PROBLEM
Write out all the data again, exactly as it stands.
....
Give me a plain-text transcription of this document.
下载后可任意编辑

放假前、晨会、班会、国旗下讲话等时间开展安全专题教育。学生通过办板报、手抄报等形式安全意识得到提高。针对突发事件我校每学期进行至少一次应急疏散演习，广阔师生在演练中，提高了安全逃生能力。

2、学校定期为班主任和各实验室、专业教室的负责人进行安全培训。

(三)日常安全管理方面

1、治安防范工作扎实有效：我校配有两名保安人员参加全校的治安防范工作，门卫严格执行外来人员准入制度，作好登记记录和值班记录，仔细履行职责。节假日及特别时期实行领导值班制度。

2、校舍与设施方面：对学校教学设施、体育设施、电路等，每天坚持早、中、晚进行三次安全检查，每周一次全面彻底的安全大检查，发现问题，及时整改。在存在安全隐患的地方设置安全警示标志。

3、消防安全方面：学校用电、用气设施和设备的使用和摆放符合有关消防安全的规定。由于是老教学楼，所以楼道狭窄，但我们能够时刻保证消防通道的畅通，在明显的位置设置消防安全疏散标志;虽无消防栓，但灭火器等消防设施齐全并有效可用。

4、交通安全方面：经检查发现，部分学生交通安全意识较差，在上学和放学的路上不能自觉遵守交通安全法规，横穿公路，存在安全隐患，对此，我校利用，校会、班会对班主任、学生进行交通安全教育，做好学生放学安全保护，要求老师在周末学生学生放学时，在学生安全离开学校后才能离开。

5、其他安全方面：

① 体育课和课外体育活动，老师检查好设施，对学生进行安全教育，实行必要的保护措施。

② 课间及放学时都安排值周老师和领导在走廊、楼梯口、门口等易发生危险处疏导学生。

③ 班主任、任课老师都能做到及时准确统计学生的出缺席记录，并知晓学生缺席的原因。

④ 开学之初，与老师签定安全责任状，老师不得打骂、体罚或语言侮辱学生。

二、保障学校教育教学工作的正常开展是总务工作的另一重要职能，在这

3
....
THE RESULT
Give me a plain-text transcription of this document.
下载后可任意编辑

放假前、晨会、班会、国旗下讲话等时间开展安全专题教育。学生通过办板报、手抄报等形式安全意识得到提高。针对突发事件我校每学期进行至少一次应急疏散演习，广阔师生在演练中，提高了安全逃生能力。

2、学校定期为班主任和各实验室、专业教室的负责人进行安全培训。

(三)日常安全管理方面

1、治安防范工作扎实有效：我校配有两名保安人员参加全校的治安防范工作，门卫严格执行外来人员准入制度，作好登记记录和值班记录，仔细履行职责。节假日及特别时期实行领导值班制度。

2、校舍与设施方面：对学校教学设施、体育设施、电路等，每天坚持早、中、晚进行三次安全检查，每周一次全面彻底的安全大检查，发现问题，及时整改。在存在安全隐患的地方设置安全警示标志。

3、消防安全方面：学校用电、用气设施和设备的使用和摆放符合有关消防安全的规定。由于是老教学楼，所以楼道狭窄，但我们能够时刻保证消防通道的畅通，在明显的位置设置消防安全疏散标志;虽无消防栓，但灭火器等消防设施齐全并有效可用。

4、交通安全方面：经检查发现，部分学生交通安全意识较差，在上学和放学的路上不能自觉遵守交通安全法规，横穿公路，存在安全隐患，对此，我校利用，校会、班会对班主任、学生进行交通安全教育，做好学生放学安全保护，要求老师在周末学生学生放学时，在学生安全离开学校后才能离开。

5、其他安全方面：

① 体育课和课外体育活动，老师检查好设施，对学生进行安全教育，实行必要的保护措施。

② 课间及放学时都安排值周老师和领导在走廊、楼梯口、门口等易发生危险处疏导学生。

③ 班主任、任课老师都能做到及时准确统计学生的出缺席记录，并知晓学生缺席的原因。

④ 开学之初，与老师签定安全责任状，老师不得打骂、体罚或语言侮辱学生。

二、保障学校教育教学工作的正常开展是总务工作的另一重要职能，在这

3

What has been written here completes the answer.